Go through the listing and pick out each line with the word "Cálculo" in it.

Items from a data source:
....
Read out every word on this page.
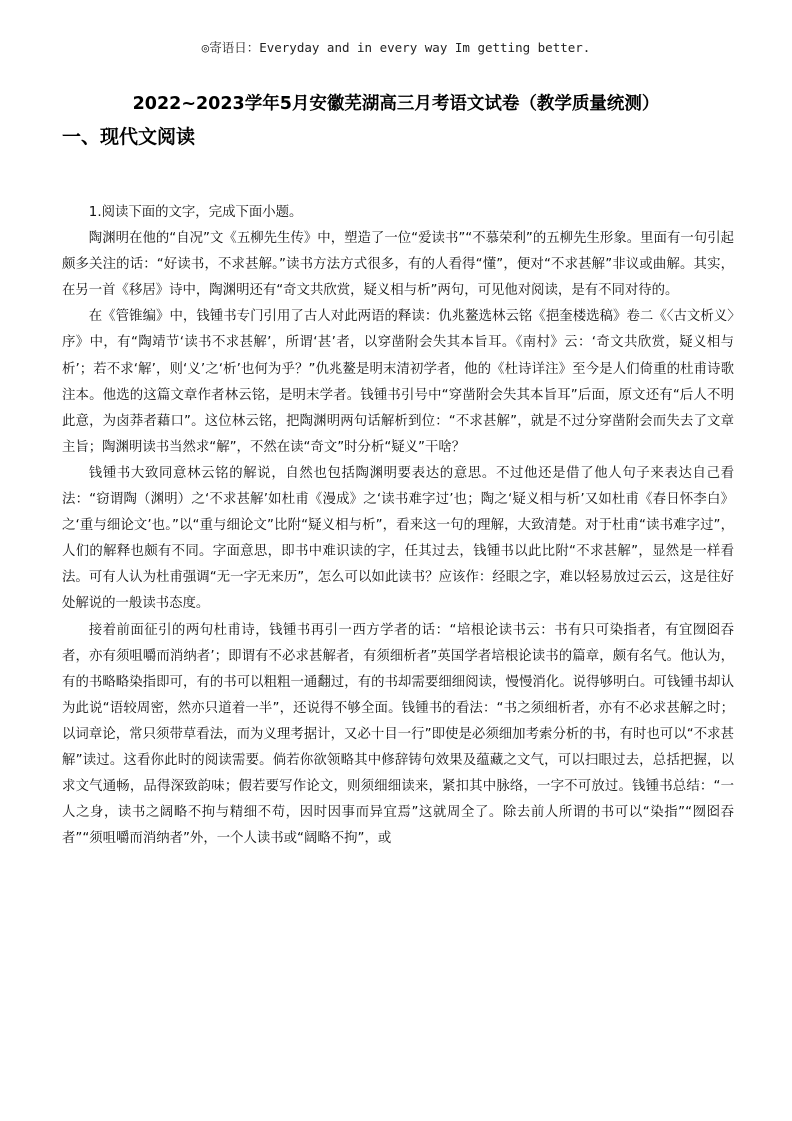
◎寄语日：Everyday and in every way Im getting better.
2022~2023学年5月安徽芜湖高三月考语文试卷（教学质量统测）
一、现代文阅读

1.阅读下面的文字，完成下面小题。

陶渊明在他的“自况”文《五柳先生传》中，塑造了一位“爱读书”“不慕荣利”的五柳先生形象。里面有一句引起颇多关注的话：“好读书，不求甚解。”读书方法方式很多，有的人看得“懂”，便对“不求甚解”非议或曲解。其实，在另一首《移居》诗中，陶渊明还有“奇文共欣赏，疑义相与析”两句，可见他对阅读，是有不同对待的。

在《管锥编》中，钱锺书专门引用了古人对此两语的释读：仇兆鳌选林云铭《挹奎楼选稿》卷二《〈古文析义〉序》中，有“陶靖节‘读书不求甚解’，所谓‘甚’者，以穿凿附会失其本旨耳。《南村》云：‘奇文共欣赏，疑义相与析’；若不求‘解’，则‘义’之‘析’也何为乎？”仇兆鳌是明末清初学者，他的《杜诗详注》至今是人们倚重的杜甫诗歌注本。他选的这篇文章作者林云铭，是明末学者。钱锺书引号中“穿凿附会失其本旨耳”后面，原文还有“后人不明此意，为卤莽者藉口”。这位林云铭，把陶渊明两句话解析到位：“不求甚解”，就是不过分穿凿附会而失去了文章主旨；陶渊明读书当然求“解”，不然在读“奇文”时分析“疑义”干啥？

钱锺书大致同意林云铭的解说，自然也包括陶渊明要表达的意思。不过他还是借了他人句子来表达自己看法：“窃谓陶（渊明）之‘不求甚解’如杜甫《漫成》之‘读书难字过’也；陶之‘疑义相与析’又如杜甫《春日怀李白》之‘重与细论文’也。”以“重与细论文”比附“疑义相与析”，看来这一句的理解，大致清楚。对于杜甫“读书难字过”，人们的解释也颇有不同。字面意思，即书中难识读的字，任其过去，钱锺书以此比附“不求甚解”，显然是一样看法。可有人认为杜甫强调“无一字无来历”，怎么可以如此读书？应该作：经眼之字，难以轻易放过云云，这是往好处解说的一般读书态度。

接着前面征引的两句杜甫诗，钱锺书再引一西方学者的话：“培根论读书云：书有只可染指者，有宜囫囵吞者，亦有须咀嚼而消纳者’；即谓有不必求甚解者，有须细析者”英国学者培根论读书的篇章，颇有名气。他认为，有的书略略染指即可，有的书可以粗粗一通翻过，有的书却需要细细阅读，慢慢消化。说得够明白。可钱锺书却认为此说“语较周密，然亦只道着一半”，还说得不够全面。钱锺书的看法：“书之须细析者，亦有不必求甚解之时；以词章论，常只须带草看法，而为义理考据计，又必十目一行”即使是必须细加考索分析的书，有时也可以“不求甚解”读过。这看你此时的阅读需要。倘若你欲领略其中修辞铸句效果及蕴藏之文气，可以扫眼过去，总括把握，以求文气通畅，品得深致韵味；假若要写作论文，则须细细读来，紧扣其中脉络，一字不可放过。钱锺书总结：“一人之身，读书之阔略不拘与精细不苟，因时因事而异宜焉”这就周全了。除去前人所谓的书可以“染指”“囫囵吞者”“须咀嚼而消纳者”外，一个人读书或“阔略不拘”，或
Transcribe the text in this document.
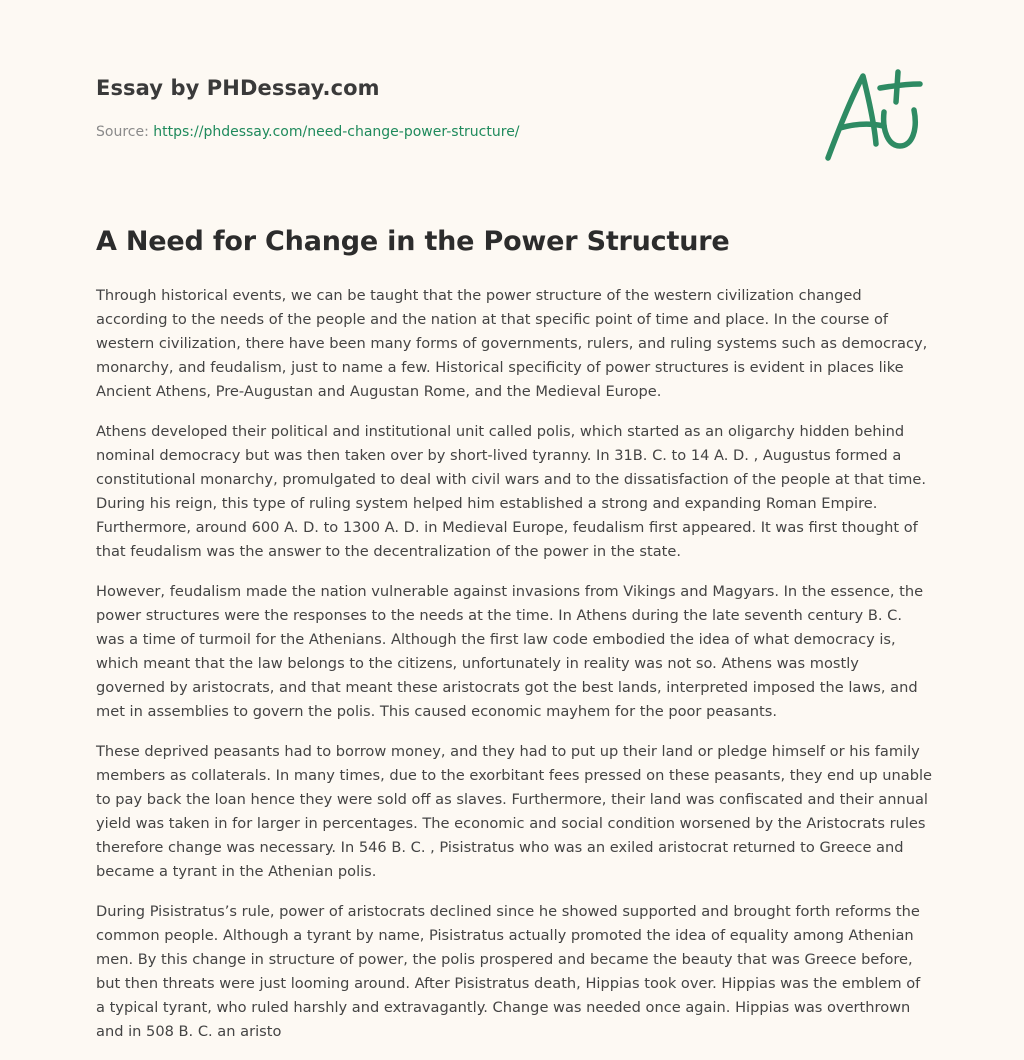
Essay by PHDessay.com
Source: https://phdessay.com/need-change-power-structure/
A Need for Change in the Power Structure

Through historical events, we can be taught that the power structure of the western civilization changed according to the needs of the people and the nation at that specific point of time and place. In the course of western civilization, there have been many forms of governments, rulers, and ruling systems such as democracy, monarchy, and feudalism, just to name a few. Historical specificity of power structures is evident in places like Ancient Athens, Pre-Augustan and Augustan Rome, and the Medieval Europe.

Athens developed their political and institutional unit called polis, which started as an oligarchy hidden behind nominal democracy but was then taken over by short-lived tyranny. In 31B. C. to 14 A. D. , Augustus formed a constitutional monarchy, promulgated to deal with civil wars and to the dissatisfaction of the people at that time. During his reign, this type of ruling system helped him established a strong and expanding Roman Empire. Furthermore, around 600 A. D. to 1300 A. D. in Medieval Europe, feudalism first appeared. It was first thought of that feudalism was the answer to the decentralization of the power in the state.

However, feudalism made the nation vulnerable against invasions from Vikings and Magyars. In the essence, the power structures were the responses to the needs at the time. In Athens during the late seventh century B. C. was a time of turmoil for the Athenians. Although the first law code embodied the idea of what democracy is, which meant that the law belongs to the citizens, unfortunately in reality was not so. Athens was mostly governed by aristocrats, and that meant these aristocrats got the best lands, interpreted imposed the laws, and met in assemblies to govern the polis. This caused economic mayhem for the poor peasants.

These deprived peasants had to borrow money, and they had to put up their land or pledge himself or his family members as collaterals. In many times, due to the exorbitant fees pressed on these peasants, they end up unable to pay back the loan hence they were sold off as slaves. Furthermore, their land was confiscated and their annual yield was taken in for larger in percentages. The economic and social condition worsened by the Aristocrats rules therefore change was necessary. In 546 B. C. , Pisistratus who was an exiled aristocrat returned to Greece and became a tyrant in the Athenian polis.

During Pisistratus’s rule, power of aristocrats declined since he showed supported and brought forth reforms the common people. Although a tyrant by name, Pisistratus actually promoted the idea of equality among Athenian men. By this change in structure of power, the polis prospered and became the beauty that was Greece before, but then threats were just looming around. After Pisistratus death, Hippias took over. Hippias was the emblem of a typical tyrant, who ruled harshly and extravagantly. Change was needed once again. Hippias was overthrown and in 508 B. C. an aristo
....
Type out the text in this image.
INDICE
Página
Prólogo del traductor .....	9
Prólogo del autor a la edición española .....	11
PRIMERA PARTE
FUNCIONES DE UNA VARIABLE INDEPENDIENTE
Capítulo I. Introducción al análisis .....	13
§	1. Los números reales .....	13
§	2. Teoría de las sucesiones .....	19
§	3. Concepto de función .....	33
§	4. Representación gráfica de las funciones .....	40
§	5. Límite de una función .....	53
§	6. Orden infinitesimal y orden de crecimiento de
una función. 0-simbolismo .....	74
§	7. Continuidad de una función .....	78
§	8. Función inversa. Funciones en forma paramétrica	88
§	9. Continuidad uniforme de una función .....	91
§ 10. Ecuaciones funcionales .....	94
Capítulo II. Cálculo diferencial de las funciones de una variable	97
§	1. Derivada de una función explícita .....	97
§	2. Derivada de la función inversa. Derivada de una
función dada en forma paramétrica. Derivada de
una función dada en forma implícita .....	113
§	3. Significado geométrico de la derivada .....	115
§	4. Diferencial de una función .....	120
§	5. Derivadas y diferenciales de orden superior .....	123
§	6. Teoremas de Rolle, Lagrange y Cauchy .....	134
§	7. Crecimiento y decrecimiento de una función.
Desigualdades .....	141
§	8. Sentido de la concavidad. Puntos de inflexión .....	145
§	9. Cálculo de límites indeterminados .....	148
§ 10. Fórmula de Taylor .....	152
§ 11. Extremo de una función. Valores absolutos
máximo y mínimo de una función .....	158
....
● Written response
Capítulo II. Cálculo diferencial de las funciones de una variable	97
§	9. Cálculo de límites indeterminados .....	148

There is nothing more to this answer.